Images embedded in the records are excluded; print everything else exactly as given.

Entries taken from a collection
____________________

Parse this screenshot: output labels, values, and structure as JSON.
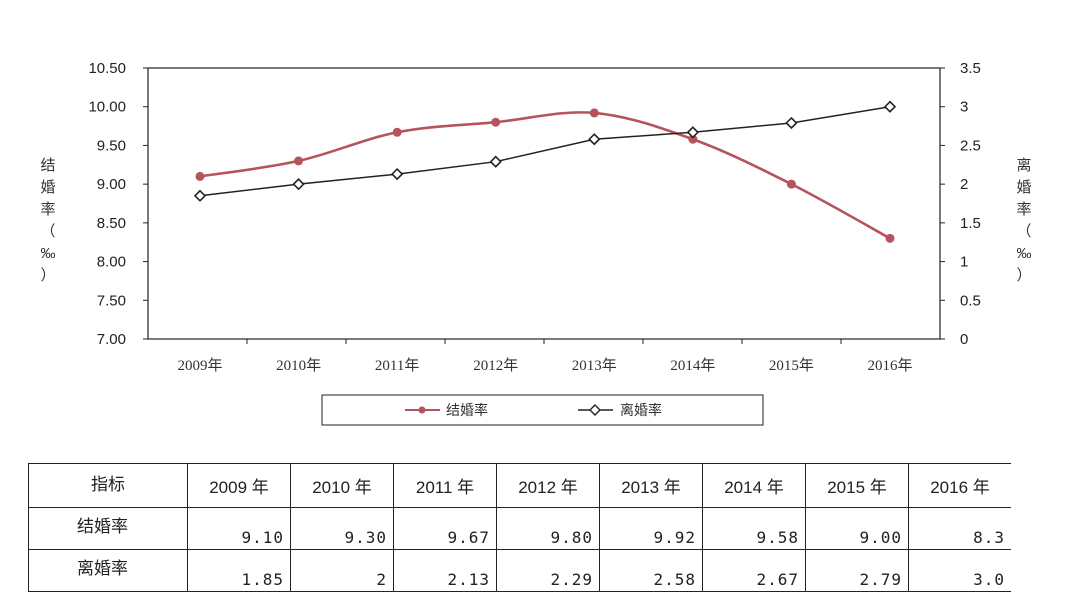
{
  "chart_data": {
    "type": "line",
    "categories": [
      "2009年",
      "2010年",
      "2011年",
      "2012年",
      "2013年",
      "2014年",
      "2015年",
      "2016年"
    ],
    "series": [
      {
        "name": "结婚率",
        "axis": "left",
        "color": "#b5545c",
        "marker": "circle",
        "values": [
          9.1,
          9.3,
          9.67,
          9.8,
          9.92,
          9.58,
          9.0,
          8.3
        ]
      },
      {
        "name": "离婚率",
        "axis": "right",
        "color": "#222222",
        "marker": "diamond",
        "values": [
          1.85,
          2.0,
          2.13,
          2.29,
          2.58,
          2.67,
          2.79,
          3.0
        ]
      }
    ],
    "y_left": {
      "label": "结婚率（‰）",
      "min": 7.0,
      "max": 10.5,
      "step": 0.5,
      "ticks": [
        "7.00",
        "7.50",
        "8.00",
        "8.50",
        "9.00",
        "9.50",
        "10.00",
        "10.50"
      ]
    },
    "y_right": {
      "label": "离婚率（‰）",
      "min": 0,
      "max": 3.5,
      "step": 0.5,
      "ticks": [
        "0",
        "0.5",
        "1",
        "1.5",
        "2",
        "2.5",
        "3",
        "3.5"
      ]
    },
    "grid": false,
    "legend": "bottom"
  },
  "table": {
    "header_label": "指标",
    "years": [
      "2009 年",
      "2010 年",
      "2011 年",
      "2012 年",
      "2013 年",
      "2014 年",
      "2015 年",
      "2016 年"
    ],
    "rows": [
      {
        "label": "结婚率",
        "values": [
          "9.10",
          "9.30",
          "9.67",
          "9.80",
          "9.92",
          "9.58",
          "9.00",
          "8.3"
        ]
      },
      {
        "label": "离婚率",
        "values": [
          "1.85",
          "2",
          "2.13",
          "2.29",
          "2.58",
          "2.67",
          "2.79",
          "3.0"
        ]
      }
    ]
  }
}
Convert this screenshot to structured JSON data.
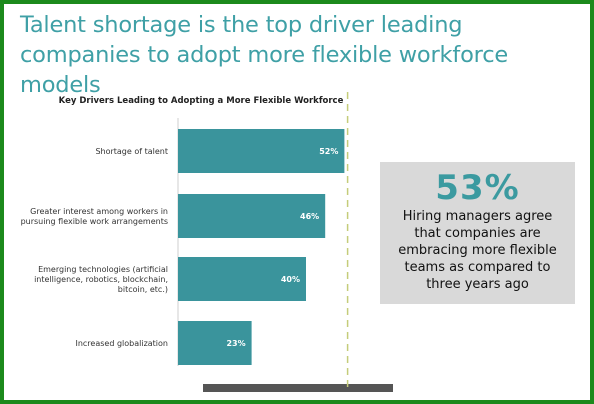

____________________

_Answer to the task:_
Parse this screenshot: output labels, values, and structure as JSON.
{
  "chart_data": {
    "type": "line",
    "categories": [
      "2009年",
      "2010年",
      "2011年",
      "2012年",
      "2013年",
      "2014年",
      "2015年",
      "2016年"
    ],
    "series": [
      {
        "name": "结婚率",
        "axis": "left",
        "color": "#b5545c",
        "marker": "circle",
        "values": [
          9.1,
          9.3,
          9.67,
          9.8,
          9.92,
          9.58,
          9.0,
          8.3
        ]
      },
      {
        "name": "离婚率",
        "axis": "right",
        "color": "#222222",
        "marker": "diamond",
        "values": [
          1.85,
          2.0,
          2.13,
          2.29,
          2.58,
          2.67,
          2.79,
          3.0
        ]
      }
    ],
    "y_left": {
      "label": "结婚率（‰）",
      "min": 7.0,
      "max": 10.5,
      "step": 0.5,
      "ticks": [
        "7.00",
        "7.50",
        "8.00",
        "8.50",
        "9.00",
        "9.50",
        "10.00",
        "10.50"
      ]
    },
    "y_right": {
      "label": "离婚率（‰）",
      "min": 0,
      "max": 3.5,
      "step": 0.5,
      "ticks": [
        "0",
        "0.5",
        "1",
        "1.5",
        "2",
        "2.5",
        "3",
        "3.5"
      ]
    },
    "grid": false,
    "legend": "bottom"
  },
  "table": {
    "header_label": "指标",
    "years": [
      "2009 年",
      "2010 年",
      "2011 年",
      "2012 年",
      "2013 年",
      "2014 年",
      "2015 年",
      "2016 年"
    ],
    "rows": [
      {
        "label": "结婚率",
        "values": [
          "9.10",
          "9.30",
          "9.67",
          "9.80",
          "9.92",
          "9.58",
          "9.00",
          "8.3"
        ]
      },
      {
        "label": "离婚率",
        "values": [
          "1.85",
          "2",
          "2.13",
          "2.29",
          "2.58",
          "2.67",
          "2.79",
          "3.0"
        ]
      }
    ]
  }
}
Convert this screenshot to structured JSON data.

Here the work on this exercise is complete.